* [À FAIRE]
(1) D'après le texte sur la mémoire de l'esclavage, pourquoi le temps du dédommagement court-il toujours ? Répondez en une à trois phrases.
(2) Répondez aux questions suivantes à partir du texte sur la mémoire de l'esclavage.
(a) Quelle organisation doit condamner la traite et l'esclavage ?
(b) Quel article de la proposition de loi est cité ?
(c) Quels représentants doivent figurer parmi les personnalités du comité ?
(3) Poursuivez le texte sur la mémoire de l'esclavage à partir de l'endroit où il s'arrête.

* [TEXTE EXTRAIT]
##########

Si commission et Assemblée ont larmoyé sur les victimes
de l’esclavage, que disent-elles entre deux sanglots ? "
La France se souviendra. Nous voulons que l’ONU condamne traite
et esclavage et que ce crime prenne dans les manuels d’histoire
de nos écoliers la place qui lui revient. Nous voulons aussi
qu’un comité de personnalités, parmi lesquelles
des représentants d’associations défendant la
mémoire des esclaves, soit chargé de proposer sur
l’ensemble du territoire national " des lieux et des
actions de mémoire qui garantiront la pérennité
de la mémoire de ce crime à travers les générations
" (article 4 de la proposition de loi).
Mais si ce crime est imprescriptible, le temps court toujours du
châtiment. S’il comportait du vol, le temps court toujours
de la restitution. Et s’il y a eu dommage, le temps court
toujours du dédommagement. Commission des Lois et Assemblée
en conviennent. Mais, pudibondes, elles disent qu’il y aurait
un je-ne-sais-quoi de boutiquier à monnayer (arrachements,
bestialisation, tortures et morts, viols et amputations oubliés)

##########

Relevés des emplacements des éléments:
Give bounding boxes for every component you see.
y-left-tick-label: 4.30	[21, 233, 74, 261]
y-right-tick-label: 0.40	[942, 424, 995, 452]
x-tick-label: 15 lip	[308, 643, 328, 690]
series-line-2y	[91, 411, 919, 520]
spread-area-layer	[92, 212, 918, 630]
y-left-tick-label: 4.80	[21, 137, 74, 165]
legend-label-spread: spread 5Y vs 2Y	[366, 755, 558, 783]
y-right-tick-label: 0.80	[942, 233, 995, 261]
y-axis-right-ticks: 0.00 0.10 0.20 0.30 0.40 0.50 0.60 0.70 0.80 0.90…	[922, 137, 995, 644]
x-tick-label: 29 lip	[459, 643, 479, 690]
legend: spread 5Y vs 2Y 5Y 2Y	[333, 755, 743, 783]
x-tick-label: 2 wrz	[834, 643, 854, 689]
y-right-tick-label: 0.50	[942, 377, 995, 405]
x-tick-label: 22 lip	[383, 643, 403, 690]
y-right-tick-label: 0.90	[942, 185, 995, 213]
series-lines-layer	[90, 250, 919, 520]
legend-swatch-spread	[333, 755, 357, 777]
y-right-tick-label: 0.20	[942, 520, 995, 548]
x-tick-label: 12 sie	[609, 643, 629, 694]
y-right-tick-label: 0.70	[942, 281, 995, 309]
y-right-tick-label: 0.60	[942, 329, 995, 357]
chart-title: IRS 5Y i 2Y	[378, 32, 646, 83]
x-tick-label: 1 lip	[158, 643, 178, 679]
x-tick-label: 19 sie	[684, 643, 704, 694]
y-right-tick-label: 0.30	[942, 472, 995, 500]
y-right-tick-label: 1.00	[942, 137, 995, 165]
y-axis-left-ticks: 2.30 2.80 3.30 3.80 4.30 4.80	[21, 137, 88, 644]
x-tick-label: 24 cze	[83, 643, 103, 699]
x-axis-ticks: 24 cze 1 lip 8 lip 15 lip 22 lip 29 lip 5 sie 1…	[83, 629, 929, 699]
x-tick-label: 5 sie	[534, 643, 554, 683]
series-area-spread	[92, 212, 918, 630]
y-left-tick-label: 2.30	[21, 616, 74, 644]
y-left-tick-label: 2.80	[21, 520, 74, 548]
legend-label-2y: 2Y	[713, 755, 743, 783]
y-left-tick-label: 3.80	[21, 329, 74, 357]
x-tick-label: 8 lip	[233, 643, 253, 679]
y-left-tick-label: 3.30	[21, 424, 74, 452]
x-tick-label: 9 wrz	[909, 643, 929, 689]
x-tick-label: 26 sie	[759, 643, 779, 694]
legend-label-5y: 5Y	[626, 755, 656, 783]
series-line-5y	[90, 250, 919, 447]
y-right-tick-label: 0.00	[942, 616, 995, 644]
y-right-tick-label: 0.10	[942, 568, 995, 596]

##########

* [RÉPONSES]
(1) Le crime est imprescriptible. Or, s'il y a eu dommage, le temps du dédommagement court toujours, comme celui du châtiment et, s'il y a eu vol, celui de la restitution.

(2)
(a) L'ONU.
(b) L'article 4.
(c) Des représentants d'associations défendant la mémoire des esclaves.

(3)
dans l’entreprise esclavagiste la part revenant aux esclaves,
ancêtres de citoyens d’aujourd’hui, dans les avoirs
de la France au temps très long de l’esclavage. On
se souvient donc et on se repent. Mais par respect pour les ayants
droit, dont on honore soudain l’exemplaire désintéressement,
on n’ouvre pas le chapitre des dédommagements. Les
dédommagements, c’est de l’argent et l’argent
est sale. Le repentir sera d’une pureté totale parce
que toutes choses s’ajoutant à la pure mémoire
en seront écartées pour ne pas insulter la générosité
de cour des victimes.
Satanés Noirs ! Hier des bêtes par la volonté
de Versailles, aujourd’hui des anges aux yeux des députés,
ils ne seront donc jamais des hommes ! Et c’est merveille,
messieurs les sénateurs, que grâce à des "
arguments " de ce genre, l’érection de "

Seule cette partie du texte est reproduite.